### Task prompt
Give back each line of the material that contains the word "label".

### Material supplied
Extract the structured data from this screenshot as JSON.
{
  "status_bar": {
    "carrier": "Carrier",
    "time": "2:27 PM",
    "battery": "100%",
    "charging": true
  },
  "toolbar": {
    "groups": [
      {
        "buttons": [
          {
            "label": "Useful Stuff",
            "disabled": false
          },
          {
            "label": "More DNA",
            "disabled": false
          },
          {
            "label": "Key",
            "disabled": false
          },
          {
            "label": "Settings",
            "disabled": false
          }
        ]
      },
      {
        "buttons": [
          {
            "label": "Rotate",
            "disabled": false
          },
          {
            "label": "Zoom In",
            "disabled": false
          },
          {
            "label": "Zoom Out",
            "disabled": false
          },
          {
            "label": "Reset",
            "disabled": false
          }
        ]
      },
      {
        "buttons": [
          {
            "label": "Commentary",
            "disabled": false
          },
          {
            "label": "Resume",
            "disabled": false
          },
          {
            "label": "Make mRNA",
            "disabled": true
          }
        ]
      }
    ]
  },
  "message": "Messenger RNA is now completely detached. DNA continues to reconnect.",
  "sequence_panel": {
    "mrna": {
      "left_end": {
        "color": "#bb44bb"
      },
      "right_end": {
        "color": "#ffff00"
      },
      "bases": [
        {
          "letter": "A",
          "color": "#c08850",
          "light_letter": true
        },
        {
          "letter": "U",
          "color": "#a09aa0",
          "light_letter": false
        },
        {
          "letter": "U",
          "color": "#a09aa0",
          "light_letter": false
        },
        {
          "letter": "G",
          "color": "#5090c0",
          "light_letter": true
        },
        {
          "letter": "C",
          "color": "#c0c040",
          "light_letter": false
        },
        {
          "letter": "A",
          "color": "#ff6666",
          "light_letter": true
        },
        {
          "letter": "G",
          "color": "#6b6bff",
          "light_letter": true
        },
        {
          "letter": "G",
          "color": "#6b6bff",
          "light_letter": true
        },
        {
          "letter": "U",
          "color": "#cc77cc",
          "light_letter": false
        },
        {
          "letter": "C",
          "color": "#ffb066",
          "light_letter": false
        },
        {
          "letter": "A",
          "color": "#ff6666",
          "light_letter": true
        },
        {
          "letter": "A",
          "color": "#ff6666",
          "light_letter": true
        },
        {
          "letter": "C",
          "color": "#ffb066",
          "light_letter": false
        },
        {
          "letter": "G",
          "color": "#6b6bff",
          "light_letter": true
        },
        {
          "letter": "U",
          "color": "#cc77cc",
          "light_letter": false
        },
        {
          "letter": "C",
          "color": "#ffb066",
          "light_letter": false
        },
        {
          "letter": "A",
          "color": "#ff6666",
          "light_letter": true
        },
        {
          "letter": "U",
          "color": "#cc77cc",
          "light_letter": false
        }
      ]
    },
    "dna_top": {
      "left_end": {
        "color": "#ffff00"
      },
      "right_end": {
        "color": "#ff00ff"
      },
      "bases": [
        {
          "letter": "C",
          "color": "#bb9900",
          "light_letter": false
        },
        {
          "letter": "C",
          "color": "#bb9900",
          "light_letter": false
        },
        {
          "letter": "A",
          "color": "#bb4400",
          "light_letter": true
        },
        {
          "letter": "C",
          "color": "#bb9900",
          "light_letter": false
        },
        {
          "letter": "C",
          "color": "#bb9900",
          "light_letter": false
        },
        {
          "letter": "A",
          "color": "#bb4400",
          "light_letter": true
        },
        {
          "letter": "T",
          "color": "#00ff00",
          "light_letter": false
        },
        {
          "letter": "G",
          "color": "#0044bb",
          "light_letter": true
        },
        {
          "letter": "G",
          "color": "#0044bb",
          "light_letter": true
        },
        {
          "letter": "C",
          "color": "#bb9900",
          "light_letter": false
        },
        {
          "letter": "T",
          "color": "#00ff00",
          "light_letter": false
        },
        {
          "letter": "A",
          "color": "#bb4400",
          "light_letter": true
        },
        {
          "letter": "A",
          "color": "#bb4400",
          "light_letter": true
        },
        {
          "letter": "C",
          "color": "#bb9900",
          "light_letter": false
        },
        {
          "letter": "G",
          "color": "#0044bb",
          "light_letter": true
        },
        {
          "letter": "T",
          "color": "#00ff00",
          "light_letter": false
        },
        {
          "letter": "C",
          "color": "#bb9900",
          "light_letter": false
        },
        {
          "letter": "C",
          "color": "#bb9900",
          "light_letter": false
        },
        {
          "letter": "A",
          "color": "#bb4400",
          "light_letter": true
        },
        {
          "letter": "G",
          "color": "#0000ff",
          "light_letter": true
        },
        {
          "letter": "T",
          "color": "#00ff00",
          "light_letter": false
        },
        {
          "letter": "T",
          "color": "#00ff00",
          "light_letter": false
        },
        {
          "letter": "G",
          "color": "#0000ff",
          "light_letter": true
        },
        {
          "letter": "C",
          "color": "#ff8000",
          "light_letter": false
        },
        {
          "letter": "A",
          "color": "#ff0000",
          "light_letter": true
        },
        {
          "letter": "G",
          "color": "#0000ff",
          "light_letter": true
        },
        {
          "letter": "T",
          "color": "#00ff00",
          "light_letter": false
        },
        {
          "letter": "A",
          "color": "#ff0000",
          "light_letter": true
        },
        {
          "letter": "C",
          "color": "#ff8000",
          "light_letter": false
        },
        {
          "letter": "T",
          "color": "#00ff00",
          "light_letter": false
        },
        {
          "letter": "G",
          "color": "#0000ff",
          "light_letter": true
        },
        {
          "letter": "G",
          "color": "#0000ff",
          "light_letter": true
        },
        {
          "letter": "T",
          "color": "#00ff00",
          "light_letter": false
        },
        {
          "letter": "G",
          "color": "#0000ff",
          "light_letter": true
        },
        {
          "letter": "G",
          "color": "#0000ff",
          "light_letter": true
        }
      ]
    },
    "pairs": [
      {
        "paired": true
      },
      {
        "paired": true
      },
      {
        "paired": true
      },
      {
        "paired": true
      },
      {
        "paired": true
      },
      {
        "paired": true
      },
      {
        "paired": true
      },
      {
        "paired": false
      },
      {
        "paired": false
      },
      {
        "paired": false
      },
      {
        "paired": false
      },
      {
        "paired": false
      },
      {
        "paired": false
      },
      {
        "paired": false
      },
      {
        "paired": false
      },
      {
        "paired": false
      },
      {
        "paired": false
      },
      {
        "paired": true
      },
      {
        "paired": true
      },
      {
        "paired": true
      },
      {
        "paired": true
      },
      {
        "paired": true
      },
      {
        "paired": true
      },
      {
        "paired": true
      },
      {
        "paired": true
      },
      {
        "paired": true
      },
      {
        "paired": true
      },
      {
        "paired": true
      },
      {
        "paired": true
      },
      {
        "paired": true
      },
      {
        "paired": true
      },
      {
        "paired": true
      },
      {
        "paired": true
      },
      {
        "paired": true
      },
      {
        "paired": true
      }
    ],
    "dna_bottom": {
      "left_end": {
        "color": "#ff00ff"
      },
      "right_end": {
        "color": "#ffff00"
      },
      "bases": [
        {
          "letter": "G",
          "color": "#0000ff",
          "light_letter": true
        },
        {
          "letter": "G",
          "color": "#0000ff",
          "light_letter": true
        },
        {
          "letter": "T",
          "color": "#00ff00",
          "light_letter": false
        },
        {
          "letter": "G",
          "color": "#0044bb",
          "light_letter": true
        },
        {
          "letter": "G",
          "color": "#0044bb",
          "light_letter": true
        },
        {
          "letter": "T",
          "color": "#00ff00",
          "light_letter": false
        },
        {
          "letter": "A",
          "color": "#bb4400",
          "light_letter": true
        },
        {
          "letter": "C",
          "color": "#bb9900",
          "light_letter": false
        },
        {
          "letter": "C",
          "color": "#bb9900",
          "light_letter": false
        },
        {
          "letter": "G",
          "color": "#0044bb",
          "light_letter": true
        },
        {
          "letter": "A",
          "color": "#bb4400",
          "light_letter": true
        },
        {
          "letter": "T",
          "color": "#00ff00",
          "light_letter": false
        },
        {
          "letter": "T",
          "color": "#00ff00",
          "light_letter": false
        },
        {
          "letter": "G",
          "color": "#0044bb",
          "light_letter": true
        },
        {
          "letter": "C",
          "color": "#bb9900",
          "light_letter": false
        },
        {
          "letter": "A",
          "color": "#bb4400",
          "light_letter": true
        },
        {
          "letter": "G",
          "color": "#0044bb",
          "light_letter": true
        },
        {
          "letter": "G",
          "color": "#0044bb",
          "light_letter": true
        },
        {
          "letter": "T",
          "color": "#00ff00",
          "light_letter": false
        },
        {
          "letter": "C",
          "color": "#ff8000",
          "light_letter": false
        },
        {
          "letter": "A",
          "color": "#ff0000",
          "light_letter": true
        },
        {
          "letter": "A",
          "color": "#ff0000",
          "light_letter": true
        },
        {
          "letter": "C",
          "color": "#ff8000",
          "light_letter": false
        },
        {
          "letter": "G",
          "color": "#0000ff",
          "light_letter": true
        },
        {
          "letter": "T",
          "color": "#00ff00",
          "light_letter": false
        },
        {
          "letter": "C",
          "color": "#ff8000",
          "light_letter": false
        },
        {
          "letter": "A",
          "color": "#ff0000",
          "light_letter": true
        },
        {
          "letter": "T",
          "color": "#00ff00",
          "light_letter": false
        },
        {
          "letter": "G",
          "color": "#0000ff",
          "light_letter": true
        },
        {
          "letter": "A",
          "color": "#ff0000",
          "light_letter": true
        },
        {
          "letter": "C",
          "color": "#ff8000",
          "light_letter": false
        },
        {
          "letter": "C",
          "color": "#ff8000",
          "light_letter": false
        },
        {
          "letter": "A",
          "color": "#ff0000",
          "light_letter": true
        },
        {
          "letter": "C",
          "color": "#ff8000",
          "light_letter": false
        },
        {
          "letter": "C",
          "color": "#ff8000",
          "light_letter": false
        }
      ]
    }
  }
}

### Completed exercise
            "label": "Useful Stuff",
            "label": "More DNA",
            "label": "Key",
            "label": "Settings",
            "label": "Rotate",
            "label": "Zoom In",
            "label": "Zoom Out",
            "label": "Reset",
            "label": "Commentary",
            "label": "Resume",
            "label": "Make mRNA",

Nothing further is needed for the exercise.